Stored records:
== == ==
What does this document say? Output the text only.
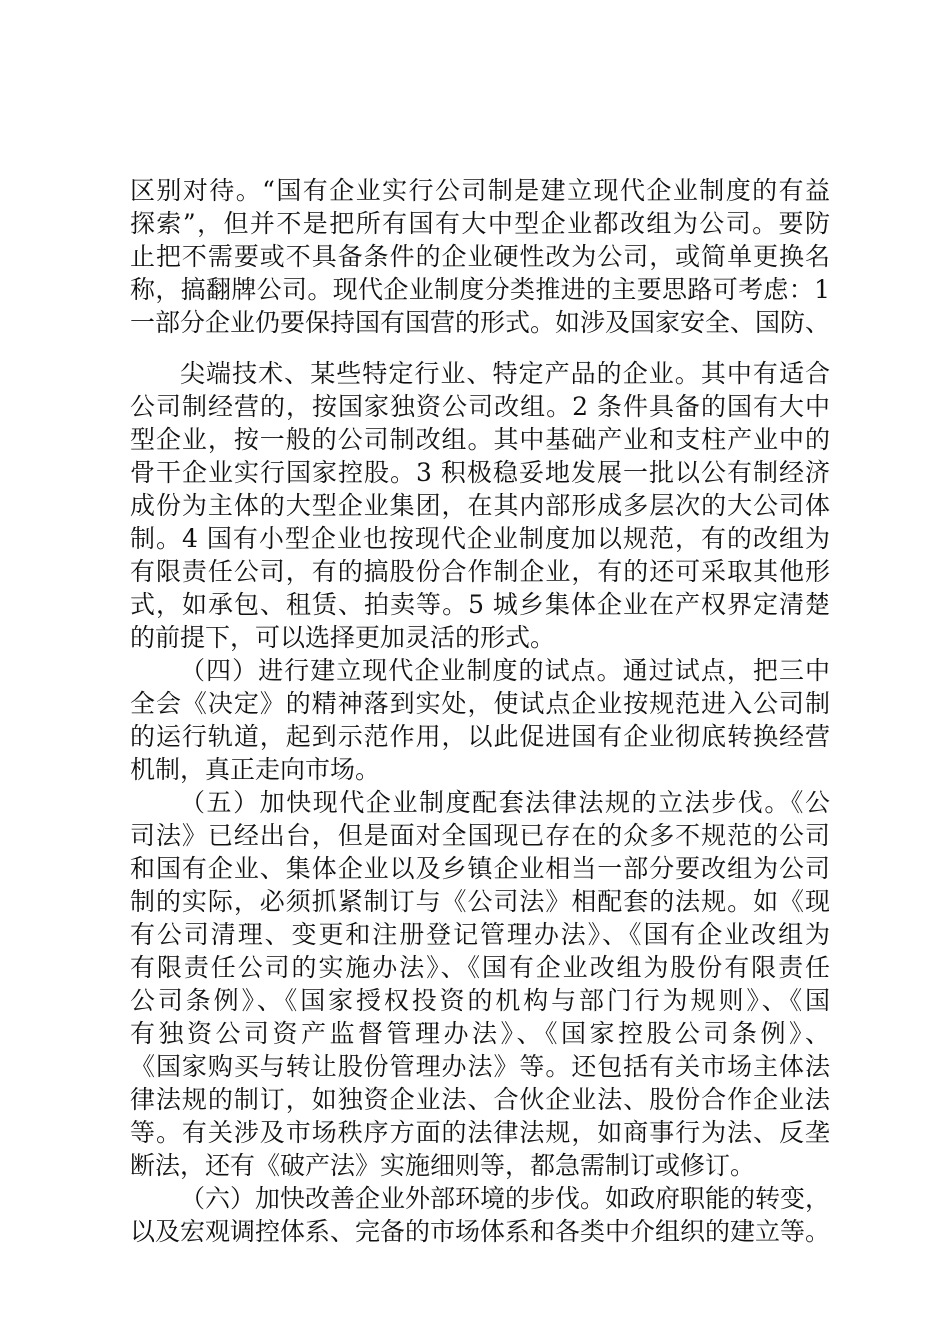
区别对待。“国有企业实行公司制是建立现代企业制度的有益
探索”，但并不是把所有国有大中型企业都改组为公司。要防
止把不需要或不具备条件的企业硬性改为公司，或简单更换名
称，搞翻牌公司。现代企业制度分类推进的主要思路可考虑：1
一部分企业仍要保持国有国营的形式。如涉及国家安全、国防、
尖端技术、某些特定行业、特定产品的企业。其中有适合
公司制经营的，按国家独资公司改组。2 条件具备的国有大中
型企业，按一般的公司制改组。其中基础产业和支柱产业中的
骨干企业实行国家控股。3 积极稳妥地发展一批以公有制经济
成份为主体的大型企业集团，在其内部形成多层次的大公司体
制。4 国有小型企业也按现代企业制度加以规范，有的改组为
有限责任公司，有的搞股份合作制企业，有的还可采取其他形
式，如承包、租赁、拍卖等。5 城乡集体企业在产权界定清楚
的前提下，可以选择更加灵活的形式。
（四）进行建立现代企业制度的试点。通过试点，把三中
全会《决定》的精神落到实处，使试点企业按规范进入公司制
的运行轨道，起到示范作用，以此促进国有企业彻底转换经营
机制，真正走向市场。
（五）加快现代企业制度配套法律法规的立法步伐。《公
司法》已经出台，但是面对全国现已存在的众多不规范的公司
和国有企业、集体企业以及乡镇企业相当一部分要改组为公司
制的实际，必须抓紧制订与《公司法》相配套的法规。如《现
有公司清理、变更和注册登记管理办法》、《国有企业改组为
有限责任公司的实施办法》、《国有企业改组为股份有限责任
公司条例》、《国家授权投资的机构与部门行为规则》、《国
有独资公司资产监督管理办法》、《国家控股公司条例》、
《国家购买与转让股份管理办法》等。还包括有关市场主体法
律法规的制订，如独资企业法、合伙企业法、股份合作企业法
等。有关涉及市场秩序方面的法律法规，如商事行为法、反垄
断法，还有《破产法》实施细则等，都急需制订或修订。
（六）加快改善企业外部环境的步伐。如政府职能的转变，
以及宏观调控体系、完备的市场体系和各类中介组织的建立等。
== == ==
Copy all of the entries verbatim, leaving out any pictures they contain.

#### Written solution:
What does this document say? Output the text only.
区别对待。“国有企业实行公司制是建立现代企业制度的有益
探索”，但并不是把所有国有大中型企业都改组为公司。要防
止把不需要或不具备条件的企业硬性改为公司，或简单更换名
称，搞翻牌公司。现代企业制度分类推进的主要思路可考虑：1
一部分企业仍要保持国有国营的形式。如涉及国家安全、国防、
尖端技术、某些特定行业、特定产品的企业。其中有适合
公司制经营的，按国家独资公司改组。2 条件具备的国有大中
型企业，按一般的公司制改组。其中基础产业和支柱产业中的
骨干企业实行国家控股。3 积极稳妥地发展一批以公有制经济
成份为主体的大型企业集团，在其内部形成多层次的大公司体
制。4 国有小型企业也按现代企业制度加以规范，有的改组为
有限责任公司，有的搞股份合作制企业，有的还可采取其他形
式，如承包、租赁、拍卖等。5 城乡集体企业在产权界定清楚
的前提下，可以选择更加灵活的形式。
（四）进行建立现代企业制度的试点。通过试点，把三中
全会《决定》的精神落到实处，使试点企业按规范进入公司制
的运行轨道，起到示范作用，以此促进国有企业彻底转换经营
机制，真正走向市场。
（五）加快现代企业制度配套法律法规的立法步伐。《公
司法》已经出台，但是面对全国现已存在的众多不规范的公司
和国有企业、集体企业以及乡镇企业相当一部分要改组为公司
制的实际，必须抓紧制订与《公司法》相配套的法规。如《现
有公司清理、变更和注册登记管理办法》、《国有企业改组为
有限责任公司的实施办法》、《国有企业改组为股份有限责任
公司条例》、《国家授权投资的机构与部门行为规则》、《国
有独资公司资产监督管理办法》、《国家控股公司条例》、
《国家购买与转让股份管理办法》等。还包括有关市场主体法
律法规的制订，如独资企业法、合伙企业法、股份合作企业法
等。有关涉及市场秩序方面的法律法规，如商事行为法、反垄
断法，还有《破产法》实施细则等，都急需制订或修订。
（六）加快改善企业外部环境的步伐。如政府职能的转变，
以及宏观调控体系、完备的市场体系和各类中介组织的建立等。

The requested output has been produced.